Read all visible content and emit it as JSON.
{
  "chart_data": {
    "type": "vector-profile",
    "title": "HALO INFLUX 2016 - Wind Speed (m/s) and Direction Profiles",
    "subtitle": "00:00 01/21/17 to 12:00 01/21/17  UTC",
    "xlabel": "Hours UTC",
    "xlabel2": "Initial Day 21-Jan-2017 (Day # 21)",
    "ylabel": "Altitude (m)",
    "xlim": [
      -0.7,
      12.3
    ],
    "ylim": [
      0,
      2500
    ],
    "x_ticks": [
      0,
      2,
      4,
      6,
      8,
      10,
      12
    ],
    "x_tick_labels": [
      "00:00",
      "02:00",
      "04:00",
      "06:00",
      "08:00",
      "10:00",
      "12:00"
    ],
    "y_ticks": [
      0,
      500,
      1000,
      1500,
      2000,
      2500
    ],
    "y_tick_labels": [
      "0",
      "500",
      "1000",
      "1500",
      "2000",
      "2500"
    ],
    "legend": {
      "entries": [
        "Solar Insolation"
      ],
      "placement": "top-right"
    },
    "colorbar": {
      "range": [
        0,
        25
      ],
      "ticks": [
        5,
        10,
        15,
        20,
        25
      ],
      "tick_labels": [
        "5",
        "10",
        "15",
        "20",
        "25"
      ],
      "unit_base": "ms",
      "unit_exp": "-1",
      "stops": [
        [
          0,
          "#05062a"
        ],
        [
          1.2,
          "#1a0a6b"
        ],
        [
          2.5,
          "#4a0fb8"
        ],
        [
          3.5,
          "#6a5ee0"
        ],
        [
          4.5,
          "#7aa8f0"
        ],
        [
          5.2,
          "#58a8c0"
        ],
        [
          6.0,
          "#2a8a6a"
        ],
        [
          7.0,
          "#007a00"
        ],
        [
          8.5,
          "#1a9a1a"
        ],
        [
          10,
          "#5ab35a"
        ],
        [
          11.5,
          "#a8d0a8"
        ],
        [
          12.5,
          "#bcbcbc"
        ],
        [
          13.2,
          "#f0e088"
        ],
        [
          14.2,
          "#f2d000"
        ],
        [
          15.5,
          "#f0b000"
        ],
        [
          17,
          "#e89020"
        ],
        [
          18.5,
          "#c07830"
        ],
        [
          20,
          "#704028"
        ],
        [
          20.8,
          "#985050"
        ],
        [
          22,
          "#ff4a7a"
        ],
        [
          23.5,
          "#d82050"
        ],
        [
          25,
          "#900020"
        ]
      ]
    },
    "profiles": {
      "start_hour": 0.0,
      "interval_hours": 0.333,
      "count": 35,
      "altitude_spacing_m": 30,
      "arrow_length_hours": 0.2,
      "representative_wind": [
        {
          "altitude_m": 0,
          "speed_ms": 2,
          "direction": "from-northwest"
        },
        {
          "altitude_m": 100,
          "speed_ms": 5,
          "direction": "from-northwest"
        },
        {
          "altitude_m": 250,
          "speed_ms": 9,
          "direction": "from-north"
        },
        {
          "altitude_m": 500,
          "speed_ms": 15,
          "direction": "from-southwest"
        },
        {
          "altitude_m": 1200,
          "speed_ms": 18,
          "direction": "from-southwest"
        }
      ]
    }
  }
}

**Objective**
Please quote every record above exactly as it appears.

**Response to this exercise**
Read all visible content and emit it as JSON.
{
  "chart_data": {
    "type": "vector-profile",
    "title": "HALO INFLUX 2016 - Wind Speed (m/s) and Direction Profiles",
    "subtitle": "00:00 01/21/17 to 12:00 01/21/17  UTC",
    "xlabel": "Hours UTC",
    "xlabel2": "Initial Day 21-Jan-2017 (Day # 21)",
    "ylabel": "Altitude (m)",
    "xlim": [
      -0.7,
      12.3
    ],
    "ylim": [
      0,
      2500
    ],
    "x_ticks": [
      0,
      2,
      4,
      6,
      8,
      10,
      12
    ],
    "x_tick_labels": [
      "00:00",
      "02:00",
      "04:00",
      "06:00",
      "08:00",
      "10:00",
      "12:00"
    ],
    "y_ticks": [
      0,
      500,
      1000,
      1500,
      2000,
      2500
    ],
    "y_tick_labels": [
      "0",
      "500",
      "1000",
      "1500",
      "2000",
      "2500"
    ],
    "legend": {
      "entries": [
        "Solar Insolation"
      ],
      "placement": "top-right"
    },
    "colorbar": {
      "range": [
        0,
        25
      ],
      "ticks": [
        5,
        10,
        15,
        20,
        25
      ],
      "tick_labels": [
        "5",
        "10",
        "15",
        "20",
        "25"
      ],
      "unit_base": "ms",
      "unit_exp": "-1",
      "stops": [
        [
          0,
          "#05062a"
        ],
        [
          1.2,
          "#1a0a6b"
        ],
        [
          2.5,
          "#4a0fb8"
        ],
        [
          3.5,
          "#6a5ee0"
        ],
        [
          4.5,
          "#7aa8f0"
        ],
        [
          5.2,
          "#58a8c0"
        ],
        [
          6.0,
          "#2a8a6a"
        ],
        [
          7.0,
          "#007a00"
        ],
        [
          8.5,
          "#1a9a1a"
        ],
        [
          10,
          "#5ab35a"
        ],
        [
          11.5,
          "#a8d0a8"
        ],
        [
          12.5,
          "#bcbcbc"
        ],
        [
          13.2,
          "#f0e088"
        ],
        [
          14.2,
          "#f2d000"
        ],
        [
          15.5,
          "#f0b000"
        ],
        [
          17,
          "#e89020"
        ],
        [
          18.5,
          "#c07830"
        ],
        [
          20,
          "#704028"
        ],
        [
          20.8,
          "#985050"
        ],
        [
          22,
          "#ff4a7a"
        ],
        [
          23.5,
          "#d82050"
        ],
        [
          25,
          "#900020"
        ]
      ]
    },
    "profiles": {
      "start_hour": 0.0,
      "interval_hours": 0.333,
      "count": 35,
      "altitude_spacing_m": 30,
      "arrow_length_hours": 0.2,
      "representative_wind": [
        {
          "altitude_m": 0,
          "speed_ms": 2,
          "direction": "from-northwest"
        },
        {
          "altitude_m": 100,
          "speed_ms": 5,
          "direction": "from-northwest"
        },
        {
          "altitude_m": 250,
          "speed_ms": 9,
          "direction": "from-north"
        },
        {
          "altitude_m": 500,
          "speed_ms": 15,
          "direction": "from-southwest"
        },
        {
          "altitude_m": 1200,
          "speed_ms": 18,
          "direction": "from-southwest"
        }
      ]
    }
  }
}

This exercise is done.